### TEXTO APRESENTADO
++++++++++

A combinação destas variáveis, ao longo deste componente permitiu a identificação de dois
fatores importantes para a discriminação das espécies: agilidade natatória e tamanho potencial
da presa.
O segundo componente principal explicou 5,56% da variação e foi influenciado pelo
Comprimento Padrão (CP) e Altura Mediana do Corpo (AILM) que apresentaram maiores
valores em A. altiparanae.
Segundo esta análise pode-se afirmar que indivíduos de A. fasciatus são bons
nadadores e devido a relação CFA/CFF, ser alta pode-se presumir que os mesmos alimentamse de presas pequenas, uma vez que protraem mais as mandíbulas (Allev, 1969; Gosline, 1971
apud Oliveira, 2005).
CONCLUSÃO
Conclui-se que as duas espécies de peixes apesar de terem uma dieta muito semelhante
possivelmente não são competidoras tanto intraespecífica quanto interespecífica, pois os
espécimes mostraram-se bastante especialista e oportunista, podendo então usufruir dos
recursos disponíveis no ambiente de forma igualitária. Já em relação as análises morfológicas
conclui-se que A. fasciatus possui diferenciações fenotípicas que promove aos indivíduos
alimentarem-se de itens menores que A. altiparanae alimenta-se.

++++++++++

### REGISTROS DE DADOS

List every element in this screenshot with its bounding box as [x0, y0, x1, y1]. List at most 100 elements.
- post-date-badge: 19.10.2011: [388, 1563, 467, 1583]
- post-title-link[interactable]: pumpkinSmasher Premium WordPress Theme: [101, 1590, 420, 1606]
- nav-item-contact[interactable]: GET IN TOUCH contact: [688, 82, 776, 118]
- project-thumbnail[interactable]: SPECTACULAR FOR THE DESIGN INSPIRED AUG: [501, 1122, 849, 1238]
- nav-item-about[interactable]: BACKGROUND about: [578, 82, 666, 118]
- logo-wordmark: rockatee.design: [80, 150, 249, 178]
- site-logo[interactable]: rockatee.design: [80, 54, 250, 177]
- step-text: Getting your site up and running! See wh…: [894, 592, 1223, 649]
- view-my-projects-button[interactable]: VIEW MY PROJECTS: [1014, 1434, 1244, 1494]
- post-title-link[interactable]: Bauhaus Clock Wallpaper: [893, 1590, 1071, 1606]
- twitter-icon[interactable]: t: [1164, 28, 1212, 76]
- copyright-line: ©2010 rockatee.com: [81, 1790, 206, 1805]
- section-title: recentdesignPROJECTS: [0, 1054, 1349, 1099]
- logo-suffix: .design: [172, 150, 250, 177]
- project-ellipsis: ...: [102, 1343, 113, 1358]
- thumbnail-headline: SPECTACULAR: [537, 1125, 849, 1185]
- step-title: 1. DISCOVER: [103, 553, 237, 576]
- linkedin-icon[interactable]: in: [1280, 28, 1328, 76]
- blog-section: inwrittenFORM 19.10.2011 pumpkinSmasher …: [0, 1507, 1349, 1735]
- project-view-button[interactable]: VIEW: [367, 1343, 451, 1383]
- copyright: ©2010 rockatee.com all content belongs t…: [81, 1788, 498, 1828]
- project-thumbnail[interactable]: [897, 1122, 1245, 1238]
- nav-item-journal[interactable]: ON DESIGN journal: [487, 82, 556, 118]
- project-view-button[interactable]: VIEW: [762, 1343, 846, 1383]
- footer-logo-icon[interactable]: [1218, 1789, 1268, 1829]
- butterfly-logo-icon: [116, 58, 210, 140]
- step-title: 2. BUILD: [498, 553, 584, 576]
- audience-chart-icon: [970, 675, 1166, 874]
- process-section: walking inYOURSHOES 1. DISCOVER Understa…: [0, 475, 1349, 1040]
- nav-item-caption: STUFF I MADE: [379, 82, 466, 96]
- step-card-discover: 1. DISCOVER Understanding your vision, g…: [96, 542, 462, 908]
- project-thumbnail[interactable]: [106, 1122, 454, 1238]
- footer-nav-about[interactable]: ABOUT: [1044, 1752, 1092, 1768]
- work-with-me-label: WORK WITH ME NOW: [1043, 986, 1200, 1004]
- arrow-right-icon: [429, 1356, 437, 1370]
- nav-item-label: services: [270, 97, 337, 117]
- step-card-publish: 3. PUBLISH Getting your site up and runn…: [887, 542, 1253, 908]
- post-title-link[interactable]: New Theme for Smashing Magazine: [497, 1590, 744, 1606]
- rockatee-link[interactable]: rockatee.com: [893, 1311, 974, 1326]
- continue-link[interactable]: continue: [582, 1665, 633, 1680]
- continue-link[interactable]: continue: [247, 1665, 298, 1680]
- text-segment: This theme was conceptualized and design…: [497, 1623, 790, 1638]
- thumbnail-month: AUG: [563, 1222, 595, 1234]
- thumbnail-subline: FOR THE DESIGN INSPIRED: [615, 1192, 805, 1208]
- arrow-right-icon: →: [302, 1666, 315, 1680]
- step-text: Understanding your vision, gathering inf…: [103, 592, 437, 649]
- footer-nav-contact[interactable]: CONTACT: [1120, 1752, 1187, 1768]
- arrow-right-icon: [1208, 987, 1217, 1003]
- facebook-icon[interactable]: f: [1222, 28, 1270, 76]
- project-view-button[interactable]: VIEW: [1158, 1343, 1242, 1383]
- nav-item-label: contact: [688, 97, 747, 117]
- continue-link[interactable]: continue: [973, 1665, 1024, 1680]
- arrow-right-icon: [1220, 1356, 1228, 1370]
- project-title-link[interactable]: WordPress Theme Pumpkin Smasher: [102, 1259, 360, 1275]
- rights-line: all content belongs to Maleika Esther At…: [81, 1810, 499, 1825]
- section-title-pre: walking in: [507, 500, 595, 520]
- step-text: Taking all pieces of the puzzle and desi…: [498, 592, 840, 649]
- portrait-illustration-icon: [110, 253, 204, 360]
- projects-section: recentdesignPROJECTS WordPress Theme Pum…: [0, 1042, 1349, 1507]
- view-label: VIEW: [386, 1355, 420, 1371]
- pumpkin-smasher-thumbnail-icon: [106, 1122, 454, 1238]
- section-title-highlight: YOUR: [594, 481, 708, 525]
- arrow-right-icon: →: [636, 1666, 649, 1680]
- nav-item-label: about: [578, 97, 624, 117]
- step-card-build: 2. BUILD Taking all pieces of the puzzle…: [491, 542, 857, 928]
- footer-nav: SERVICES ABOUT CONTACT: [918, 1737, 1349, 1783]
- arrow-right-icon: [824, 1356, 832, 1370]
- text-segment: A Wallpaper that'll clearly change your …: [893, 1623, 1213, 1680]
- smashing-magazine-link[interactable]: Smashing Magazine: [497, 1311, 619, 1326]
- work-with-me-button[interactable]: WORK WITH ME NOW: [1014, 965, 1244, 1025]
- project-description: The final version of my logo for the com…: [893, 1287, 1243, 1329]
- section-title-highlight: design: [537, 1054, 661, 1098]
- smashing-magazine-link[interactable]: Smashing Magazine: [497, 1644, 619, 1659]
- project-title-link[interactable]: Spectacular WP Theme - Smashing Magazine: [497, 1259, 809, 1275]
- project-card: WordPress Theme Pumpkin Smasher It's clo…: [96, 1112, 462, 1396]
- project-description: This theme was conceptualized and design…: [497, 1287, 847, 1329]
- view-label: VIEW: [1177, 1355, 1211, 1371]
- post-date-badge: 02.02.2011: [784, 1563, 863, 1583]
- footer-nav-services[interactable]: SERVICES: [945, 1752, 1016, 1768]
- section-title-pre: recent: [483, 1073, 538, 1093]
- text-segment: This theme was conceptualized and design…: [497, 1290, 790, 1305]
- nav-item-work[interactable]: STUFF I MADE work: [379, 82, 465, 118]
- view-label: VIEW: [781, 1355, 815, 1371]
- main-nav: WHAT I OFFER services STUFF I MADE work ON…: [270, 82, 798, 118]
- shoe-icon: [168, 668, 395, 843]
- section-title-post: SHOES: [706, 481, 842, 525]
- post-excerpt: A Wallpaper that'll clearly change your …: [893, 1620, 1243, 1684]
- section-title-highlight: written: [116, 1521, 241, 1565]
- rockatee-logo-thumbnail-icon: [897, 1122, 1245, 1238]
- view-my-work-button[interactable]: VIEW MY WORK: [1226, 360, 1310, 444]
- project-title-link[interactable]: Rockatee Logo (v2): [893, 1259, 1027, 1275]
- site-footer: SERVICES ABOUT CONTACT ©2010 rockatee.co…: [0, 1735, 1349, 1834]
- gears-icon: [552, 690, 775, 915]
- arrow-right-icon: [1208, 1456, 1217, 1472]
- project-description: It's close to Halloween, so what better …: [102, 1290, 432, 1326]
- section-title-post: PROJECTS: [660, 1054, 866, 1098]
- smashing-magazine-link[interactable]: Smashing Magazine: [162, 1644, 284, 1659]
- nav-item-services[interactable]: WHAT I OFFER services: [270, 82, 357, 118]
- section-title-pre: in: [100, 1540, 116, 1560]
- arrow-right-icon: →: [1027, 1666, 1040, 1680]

++++++++++

### LISTA DE EXERCÍCIOS
• 1. Reescreva o trecho do texto apresentado que começa com as palavras que contêm "O segundo componente" e termina em "em A. altiparanae.". Nele, troque "Comprimento Padrão" por "Comprimento Total".
• 2. Responda às perguntas com base no texto apresentado:
(a) Que porcentagem da variação foi explicada pelo segundo componente principal?
(b) Quais dois fatores importantes para a discriminação das espécies foram identificados?
(c) Segundo a conclusão, qual espécie possui diferenciações fenotípicas que levam os indivíduos a se alimentarem de itens menores?

### EXERCÍCIO RESOLVIDO
• 1.
O segundo componente principal explicou 5,56% da variação e foi influenciado pelo
Comprimento Total (CP) e Altura Mediana do Corpo (AILM) que apresentaram maiores
valores em A. altiparanae.

• 2.
(a) 5,56%.
(b) Agilidade natatória e tamanho potencial da presa.
(c) A. fasciatus.